**Page extract**
--- START ---
EE 34) A method (920) for generating a bitstream (140), the method (920) comprising,
- determining (921) an audio signal of at least one audio source (311, 312, 313);
- determining (922) position data regarding a position of the at least one audio source
(311, 312, 313) within a rendering environment (180);
- determining (923) environmental data (193) indicative of an audio propagation property
of audio within the rendering environment (180); and
- inserting (934) the audio signal, the position data and the environmental data (193)
into the bitstream (140).
EE 35) A virtual reality audio renderer (160) for rendering an audio signal in a virtual
reality rendering environment (180), wherein the audio renderer (160) comprises,
- a 3D audio renderer (162) which is configured to render an audio signal of an audio
source (311, 312, 313) from a source position on a sphere (114) around a listening
position (301, 302) of a listener (181) within the virtual reality rendering environment
(180);
- a pre-processing unit (161) which is configured to
- determine a new listening position (301, 302) of the listener (181) within the virtual
reality rendering environment (180); and
- update the audio signal and the source position of the audio source (311, 312, 313)
with respect to a sphere (114) around the new listening position (301, 302);
wherein the 3D audio renderer (162) is configured to render the updated audio signal
of the audio source (311, 312, 313) from the updated source position on the sphere
(114) around the new listening position (301, 302).
[0114] Various aspects of the present invention may also be appreciated from the following
enumerated example embodiments (EEEs):
EEE 1. A method (910) for rendering an audio signal in a virtual reality rendering
environment (180), the method (910) comprising,
- rendering (911) an origin audio signal of an audio source (311, 312, 313) from an
origin source position on an origin sphere (114) around an origin listening position
(301) of a listener (181);
- determining (912) that the listener (181) moves from the origin listening position
(301) to a destination listening position (302);
- determining (913) a destination source position of the audio source (311, 312, 313)
on a destination sphere (114) around the destination listening position (302) based
on the origin source position by projecting the origin source position from the origin
sphere (114) onto the destination sphere (114);
- determining (914) a destination audio signal of the audio source (311, 312, 313) based
on the origin audio signal; and
- rendering (915) the destination audio signal of the audio source (311, 312, 313) from
the destination source position on the destination sphere (114) around the destination
listening position (302).
--- END ---
**Exercise instructions**
a) Rewrite the part of the audio-rendering text starting at "into the bitstream" and ending at "the source position of the audio source (311, 312, 313)", replacing "pre-processing unit" with "preprocessing stage".
b) Answer these questions from the audio-rendering text:
(i) Which three items does method 920 insert into the bitstream?
(ii) What reference numeral does the text give the pre-processing unit?
(iii) In EEE 1, how is the destination source position obtained from the origin source position?
c) List the reference numerals that the audio-rendering text assigns to the steps of method 910.
The lines that come after this are separate material.

**Information supplied**
--- START ---
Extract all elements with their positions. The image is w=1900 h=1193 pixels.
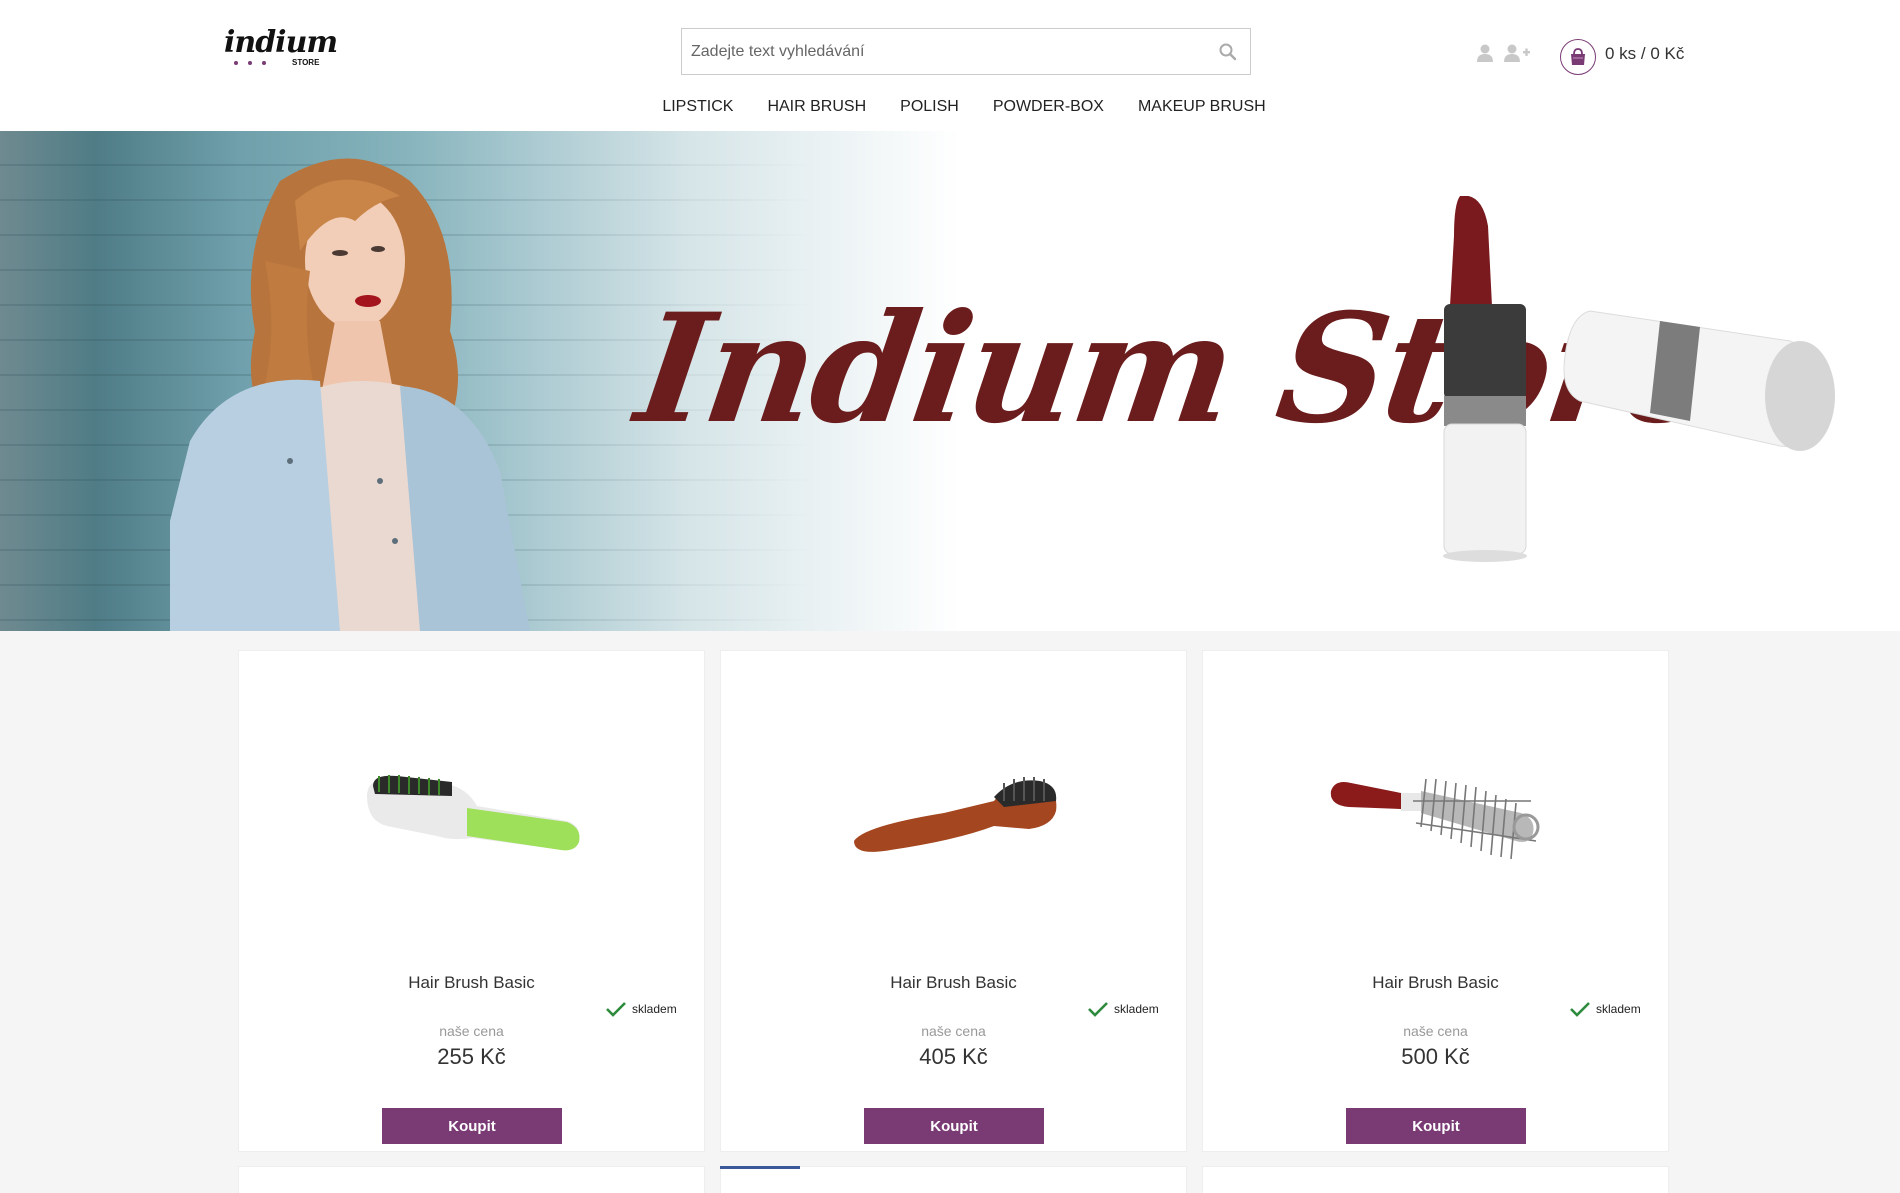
--- END ---
**Expected answers**
a)
into the bitstream (140).
EE 35) A virtual reality audio renderer (160) for rendering an audio signal in a virtual
reality rendering environment (180), wherein the audio renderer (160) comprises,
- a 3D audio renderer (162) which is configured to render an audio signal of an audio
source (311, 312, 313) from a source position on a sphere (114) around a listening
position (301, 302) of a listener (181) within the virtual reality rendering environment
(180);
- a preprocessing stage (161) which is configured to
- determine a new listening position (301, 302) of the listener (181) within the virtual
reality rendering environment (180); and
- update the audio signal and the source position of the audio source (311, 312, 313)

b)
(i) The audio signal, the position data and the environmental data (193).
(ii) 161.
(iii) The origin source position is projected from the origin sphere (114) onto the destination sphere (114).

c) 911, 912, 913, 914, 915